SET PROBLEM
Make an exact copy of all the entries below, with the pictures left out.
┄┄┄┄┄┄┄┄┄┄┄┄┄┄┄┄┄┄┄┄
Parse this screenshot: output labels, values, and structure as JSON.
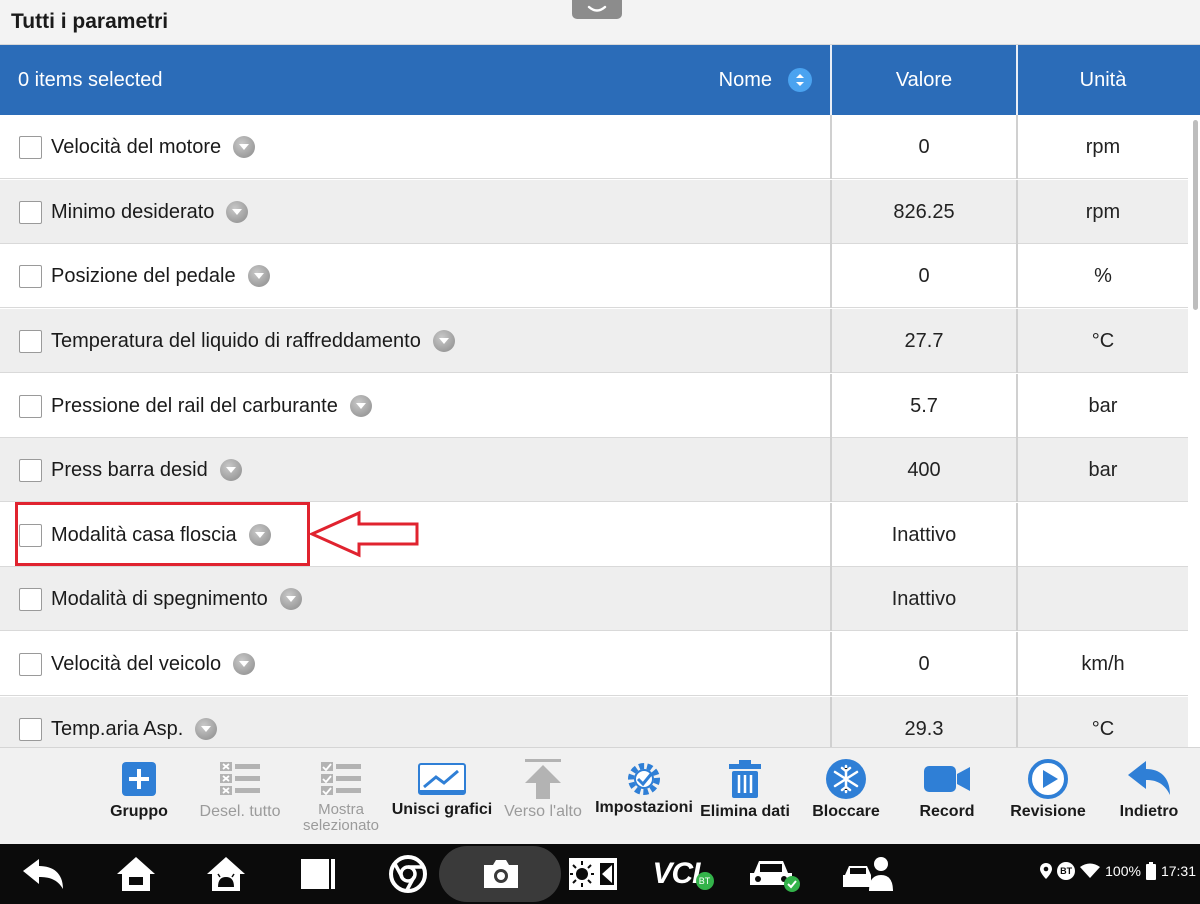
{
  "title": "Tutti i parametri",
  "header": {
    "selected": "0 items selected",
    "name": "Nome",
    "value": "Valore",
    "unit": "Unità"
  },
  "rows": [
    {
      "name": "Velocità del motore",
      "value": "0",
      "unit": "rpm"
    },
    {
      "name": "Minimo desiderato",
      "value": "826.25",
      "unit": "rpm"
    },
    {
      "name": "Posizione del pedale",
      "value": "0",
      "unit": "%"
    },
    {
      "name": "Temperatura del liquido di raffreddamento",
      "value": "27.7",
      "unit": "°C"
    },
    {
      "name": "Pressione del rail del carburante",
      "value": "5.7",
      "unit": "bar"
    },
    {
      "name": "Press barra desid",
      "value": "400",
      "unit": "bar"
    },
    {
      "name": "Modalità casa floscia",
      "value": "Inattivo",
      "unit": ""
    },
    {
      "name": "Modalità di spegnimento",
      "value": "Inattivo",
      "unit": ""
    },
    {
      "name": "Velocità del veicolo",
      "value": "0",
      "unit": "km/h"
    },
    {
      "name": "Temp.aria Asp.",
      "value": "29.3",
      "unit": "°C"
    }
  ],
  "toolbar": {
    "group": "Gruppo",
    "deselect_all": "Desel. tutto",
    "show_selected": "Mostra selezionato",
    "merge_graphs": "Unisci grafici",
    "to_top": "Verso l'alto",
    "settings": "Impostazioni",
    "clear_data": "Elimina dati",
    "freeze": "Bloccare",
    "record": "Record",
    "review": "Revisione",
    "back": "Indietro"
  },
  "status": {
    "bt": "BT",
    "battery": "100%",
    "time": "17:31"
  },
  "nav": {
    "vci_label": "VCI",
    "vci_badge": "BT"
  },
  "colors": {
    "header_blue": "#2b6cb8",
    "toolbar_icon_blue": "#2f7fd6",
    "annotation_red": "#e0232f"
  }
}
┄┄┄┄┄┄┄┄┄┄┄┄┄┄┄┄┄┄┄┄
PROBLEM SOLUTION
Parse this screenshot: output labels, values, and structure as JSON.
{
  "title": "Tutti i parametri",
  "header": {
    "selected": "0 items selected",
    "name": "Nome",
    "value": "Valore",
    "unit": "Unità"
  },
  "rows": [
    {
      "name": "Velocità del motore",
      "value": "0",
      "unit": "rpm"
    },
    {
      "name": "Minimo desiderato",
      "value": "826.25",
      "unit": "rpm"
    },
    {
      "name": "Posizione del pedale",
      "value": "0",
      "unit": "%"
    },
    {
      "name": "Temperatura del liquido di raffreddamento",
      "value": "27.7",
      "unit": "°C"
    },
    {
      "name": "Pressione del rail del carburante",
      "value": "5.7",
      "unit": "bar"
    },
    {
      "name": "Press barra desid",
      "value": "400",
      "unit": "bar"
    },
    {
      "name": "Modalità casa floscia",
      "value": "Inattivo",
      "unit": ""
    },
    {
      "name": "Modalità di spegnimento",
      "value": "Inattivo",
      "unit": ""
    },
    {
      "name": "Velocità del veicolo",
      "value": "0",
      "unit": "km/h"
    },
    {
      "name": "Temp.aria Asp.",
      "value": "29.3",
      "unit": "°C"
    }
  ],
  "toolbar": {
    "group": "Gruppo",
    "deselect_all": "Desel. tutto",
    "show_selected": "Mostra selezionato",
    "merge_graphs": "Unisci grafici",
    "to_top": "Verso l'alto",
    "settings": "Impostazioni",
    "clear_data": "Elimina dati",
    "freeze": "Bloccare",
    "record": "Record",
    "review": "Revisione",
    "back": "Indietro"
  },
  "status": {
    "bt": "BT",
    "battery": "100%",
    "time": "17:31"
  },
  "nav": {
    "vci_label": "VCI",
    "vci_badge": "BT"
  },
  "colors": {
    "header_blue": "#2b6cb8",
    "toolbar_icon_blue": "#2f7fd6",
    "annotation_red": "#e0232f"
  }
}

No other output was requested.